Written instruction: Your task is to transcribe all of the records exactly and leave out the pictures.

Exercise material:
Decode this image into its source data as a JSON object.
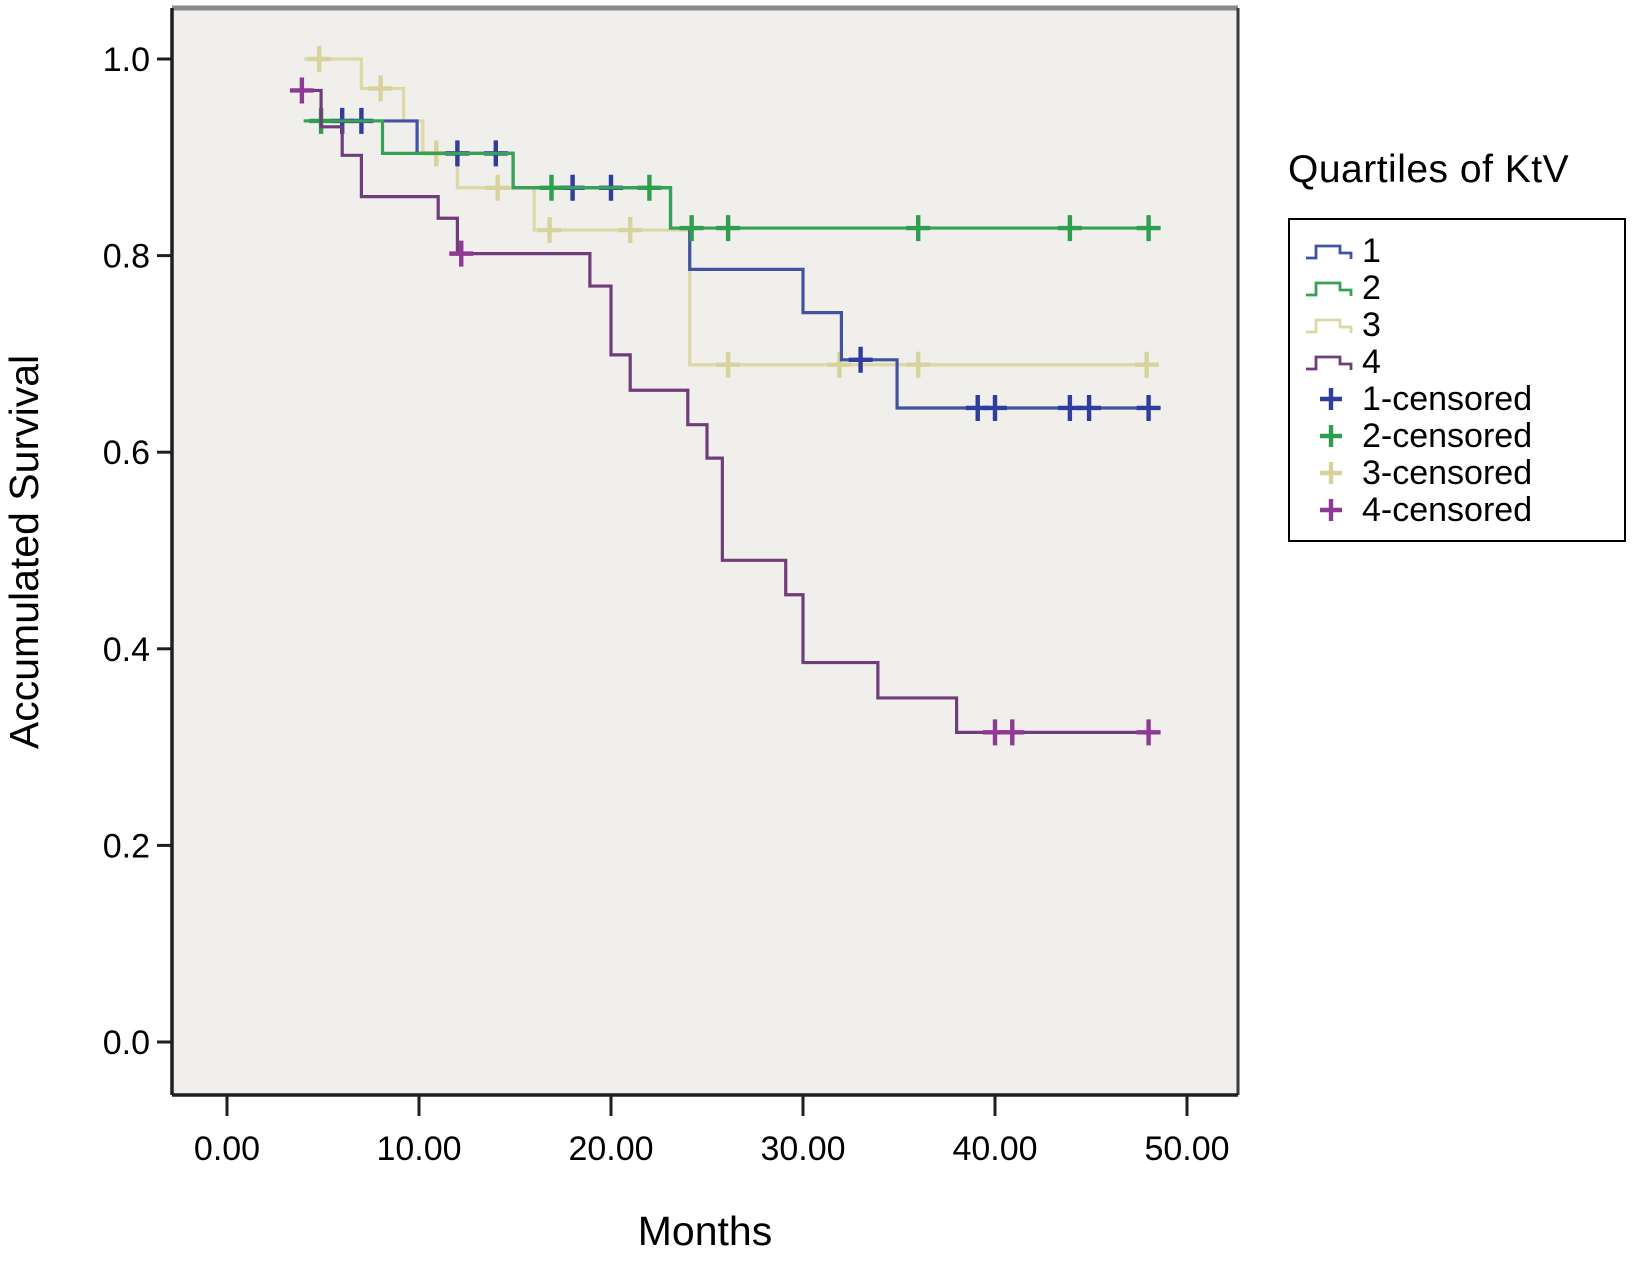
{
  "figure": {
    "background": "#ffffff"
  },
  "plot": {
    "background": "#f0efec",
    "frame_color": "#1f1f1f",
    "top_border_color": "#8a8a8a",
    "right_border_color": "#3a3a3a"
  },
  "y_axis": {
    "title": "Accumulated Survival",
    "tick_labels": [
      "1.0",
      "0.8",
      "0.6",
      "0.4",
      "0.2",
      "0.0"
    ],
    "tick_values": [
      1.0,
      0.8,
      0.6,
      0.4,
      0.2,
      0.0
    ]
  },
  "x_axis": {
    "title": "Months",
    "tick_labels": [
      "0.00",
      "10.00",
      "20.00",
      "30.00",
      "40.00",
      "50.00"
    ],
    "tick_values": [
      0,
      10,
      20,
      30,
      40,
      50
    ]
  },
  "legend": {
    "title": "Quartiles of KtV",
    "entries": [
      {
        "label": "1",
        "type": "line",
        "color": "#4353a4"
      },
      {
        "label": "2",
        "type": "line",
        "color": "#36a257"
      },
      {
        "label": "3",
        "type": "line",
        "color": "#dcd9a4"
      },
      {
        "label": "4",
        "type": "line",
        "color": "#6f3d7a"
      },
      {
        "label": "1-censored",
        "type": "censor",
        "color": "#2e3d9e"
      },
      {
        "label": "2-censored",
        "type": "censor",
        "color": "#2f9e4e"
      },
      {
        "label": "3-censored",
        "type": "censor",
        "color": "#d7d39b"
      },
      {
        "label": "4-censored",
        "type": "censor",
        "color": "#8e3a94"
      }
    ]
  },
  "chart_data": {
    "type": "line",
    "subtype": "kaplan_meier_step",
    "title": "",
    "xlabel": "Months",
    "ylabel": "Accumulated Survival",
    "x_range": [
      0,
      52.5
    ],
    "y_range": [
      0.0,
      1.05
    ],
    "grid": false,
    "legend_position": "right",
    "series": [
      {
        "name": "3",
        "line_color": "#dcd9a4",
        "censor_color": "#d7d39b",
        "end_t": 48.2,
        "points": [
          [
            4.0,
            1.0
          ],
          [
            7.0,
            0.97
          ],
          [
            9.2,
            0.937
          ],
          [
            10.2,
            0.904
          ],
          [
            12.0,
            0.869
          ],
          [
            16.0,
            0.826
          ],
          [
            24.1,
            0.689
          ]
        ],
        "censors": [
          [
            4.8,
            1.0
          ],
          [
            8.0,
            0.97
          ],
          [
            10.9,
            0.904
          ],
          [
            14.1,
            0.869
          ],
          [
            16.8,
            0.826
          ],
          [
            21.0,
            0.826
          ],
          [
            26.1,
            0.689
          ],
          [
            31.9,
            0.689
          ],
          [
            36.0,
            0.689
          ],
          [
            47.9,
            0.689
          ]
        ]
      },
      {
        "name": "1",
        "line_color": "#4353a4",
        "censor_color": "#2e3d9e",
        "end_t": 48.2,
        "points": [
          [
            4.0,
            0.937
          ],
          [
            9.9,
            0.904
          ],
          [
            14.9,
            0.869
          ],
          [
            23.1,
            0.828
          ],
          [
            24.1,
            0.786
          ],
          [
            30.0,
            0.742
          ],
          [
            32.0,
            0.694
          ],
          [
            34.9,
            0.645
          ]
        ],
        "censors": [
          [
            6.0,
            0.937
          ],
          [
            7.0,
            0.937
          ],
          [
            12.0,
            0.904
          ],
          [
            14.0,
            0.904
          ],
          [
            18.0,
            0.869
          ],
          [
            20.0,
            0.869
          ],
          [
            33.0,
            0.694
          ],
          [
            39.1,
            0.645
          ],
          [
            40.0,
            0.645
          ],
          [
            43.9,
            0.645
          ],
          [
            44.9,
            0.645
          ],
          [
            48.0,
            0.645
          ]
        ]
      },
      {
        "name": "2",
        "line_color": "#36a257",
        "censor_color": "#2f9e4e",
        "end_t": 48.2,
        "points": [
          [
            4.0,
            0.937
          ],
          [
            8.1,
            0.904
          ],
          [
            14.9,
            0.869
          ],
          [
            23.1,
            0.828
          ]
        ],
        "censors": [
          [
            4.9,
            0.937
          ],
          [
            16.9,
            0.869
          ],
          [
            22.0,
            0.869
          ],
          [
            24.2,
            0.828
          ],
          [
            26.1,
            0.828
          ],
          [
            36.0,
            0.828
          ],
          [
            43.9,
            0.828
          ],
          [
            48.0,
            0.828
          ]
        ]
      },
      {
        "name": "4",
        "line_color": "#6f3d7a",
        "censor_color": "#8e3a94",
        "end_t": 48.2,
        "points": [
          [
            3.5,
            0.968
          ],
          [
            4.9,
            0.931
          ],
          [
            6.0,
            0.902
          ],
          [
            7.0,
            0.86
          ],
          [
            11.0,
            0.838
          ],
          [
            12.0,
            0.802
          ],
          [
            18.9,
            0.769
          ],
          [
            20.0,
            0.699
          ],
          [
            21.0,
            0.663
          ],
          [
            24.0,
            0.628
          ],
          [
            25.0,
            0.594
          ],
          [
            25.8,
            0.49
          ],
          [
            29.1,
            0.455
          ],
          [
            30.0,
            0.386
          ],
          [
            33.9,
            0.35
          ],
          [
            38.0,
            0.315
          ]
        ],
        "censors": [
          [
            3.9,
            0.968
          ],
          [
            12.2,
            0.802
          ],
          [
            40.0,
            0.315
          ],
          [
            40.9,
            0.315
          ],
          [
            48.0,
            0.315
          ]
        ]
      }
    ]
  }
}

Written solution:
Decode this image into its source data as a JSON object.
{
  "figure": {
    "background": "#ffffff"
  },
  "plot": {
    "background": "#f0efec",
    "frame_color": "#1f1f1f",
    "top_border_color": "#8a8a8a",
    "right_border_color": "#3a3a3a"
  },
  "y_axis": {
    "title": "Accumulated Survival",
    "tick_labels": [
      "1.0",
      "0.8",
      "0.6",
      "0.4",
      "0.2",
      "0.0"
    ],
    "tick_values": [
      1.0,
      0.8,
      0.6,
      0.4,
      0.2,
      0.0
    ]
  },
  "x_axis": {
    "title": "Months",
    "tick_labels": [
      "0.00",
      "10.00",
      "20.00",
      "30.00",
      "40.00",
      "50.00"
    ],
    "tick_values": [
      0,
      10,
      20,
      30,
      40,
      50
    ]
  },
  "legend": {
    "title": "Quartiles of KtV",
    "entries": [
      {
        "label": "1",
        "type": "line",
        "color": "#4353a4"
      },
      {
        "label": "2",
        "type": "line",
        "color": "#36a257"
      },
      {
        "label": "3",
        "type": "line",
        "color": "#dcd9a4"
      },
      {
        "label": "4",
        "type": "line",
        "color": "#6f3d7a"
      },
      {
        "label": "1-censored",
        "type": "censor",
        "color": "#2e3d9e"
      },
      {
        "label": "2-censored",
        "type": "censor",
        "color": "#2f9e4e"
      },
      {
        "label": "3-censored",
        "type": "censor",
        "color": "#d7d39b"
      },
      {
        "label": "4-censored",
        "type": "censor",
        "color": "#8e3a94"
      }
    ]
  },
  "chart_data": {
    "type": "line",
    "subtype": "kaplan_meier_step",
    "title": "",
    "xlabel": "Months",
    "ylabel": "Accumulated Survival",
    "x_range": [
      0,
      52.5
    ],
    "y_range": [
      0.0,
      1.05
    ],
    "grid": false,
    "legend_position": "right",
    "series": [
      {
        "name": "3",
        "line_color": "#dcd9a4",
        "censor_color": "#d7d39b",
        "end_t": 48.2,
        "points": [
          [
            4.0,
            1.0
          ],
          [
            7.0,
            0.97
          ],
          [
            9.2,
            0.937
          ],
          [
            10.2,
            0.904
          ],
          [
            12.0,
            0.869
          ],
          [
            16.0,
            0.826
          ],
          [
            24.1,
            0.689
          ]
        ],
        "censors": [
          [
            4.8,
            1.0
          ],
          [
            8.0,
            0.97
          ],
          [
            10.9,
            0.904
          ],
          [
            14.1,
            0.869
          ],
          [
            16.8,
            0.826
          ],
          [
            21.0,
            0.826
          ],
          [
            26.1,
            0.689
          ],
          [
            31.9,
            0.689
          ],
          [
            36.0,
            0.689
          ],
          [
            47.9,
            0.689
          ]
        ]
      },
      {
        "name": "1",
        "line_color": "#4353a4",
        "censor_color": "#2e3d9e",
        "end_t": 48.2,
        "points": [
          [
            4.0,
            0.937
          ],
          [
            9.9,
            0.904
          ],
          [
            14.9,
            0.869
          ],
          [
            23.1,
            0.828
          ],
          [
            24.1,
            0.786
          ],
          [
            30.0,
            0.742
          ],
          [
            32.0,
            0.694
          ],
          [
            34.9,
            0.645
          ]
        ],
        "censors": [
          [
            6.0,
            0.937
          ],
          [
            7.0,
            0.937
          ],
          [
            12.0,
            0.904
          ],
          [
            14.0,
            0.904
          ],
          [
            18.0,
            0.869
          ],
          [
            20.0,
            0.869
          ],
          [
            33.0,
            0.694
          ],
          [
            39.1,
            0.645
          ],
          [
            40.0,
            0.645
          ],
          [
            43.9,
            0.645
          ],
          [
            44.9,
            0.645
          ],
          [
            48.0,
            0.645
          ]
        ]
      },
      {
        "name": "2",
        "line_color": "#36a257",
        "censor_color": "#2f9e4e",
        "end_t": 48.2,
        "points": [
          [
            4.0,
            0.937
          ],
          [
            8.1,
            0.904
          ],
          [
            14.9,
            0.869
          ],
          [
            23.1,
            0.828
          ]
        ],
        "censors": [
          [
            4.9,
            0.937
          ],
          [
            16.9,
            0.869
          ],
          [
            22.0,
            0.869
          ],
          [
            24.2,
            0.828
          ],
          [
            26.1,
            0.828
          ],
          [
            36.0,
            0.828
          ],
          [
            43.9,
            0.828
          ],
          [
            48.0,
            0.828
          ]
        ]
      },
      {
        "name": "4",
        "line_color": "#6f3d7a",
        "censor_color": "#8e3a94",
        "end_t": 48.2,
        "points": [
          [
            3.5,
            0.968
          ],
          [
            4.9,
            0.931
          ],
          [
            6.0,
            0.902
          ],
          [
            7.0,
            0.86
          ],
          [
            11.0,
            0.838
          ],
          [
            12.0,
            0.802
          ],
          [
            18.9,
            0.769
          ],
          [
            20.0,
            0.699
          ],
          [
            21.0,
            0.663
          ],
          [
            24.0,
            0.628
          ],
          [
            25.0,
            0.594
          ],
          [
            25.8,
            0.49
          ],
          [
            29.1,
            0.455
          ],
          [
            30.0,
            0.386
          ],
          [
            33.9,
            0.35
          ],
          [
            38.0,
            0.315
          ]
        ],
        "censors": [
          [
            3.9,
            0.968
          ],
          [
            12.2,
            0.802
          ],
          [
            40.0,
            0.315
          ],
          [
            40.9,
            0.315
          ],
          [
            48.0,
            0.315
          ]
        ]
      }
    ]
  }
}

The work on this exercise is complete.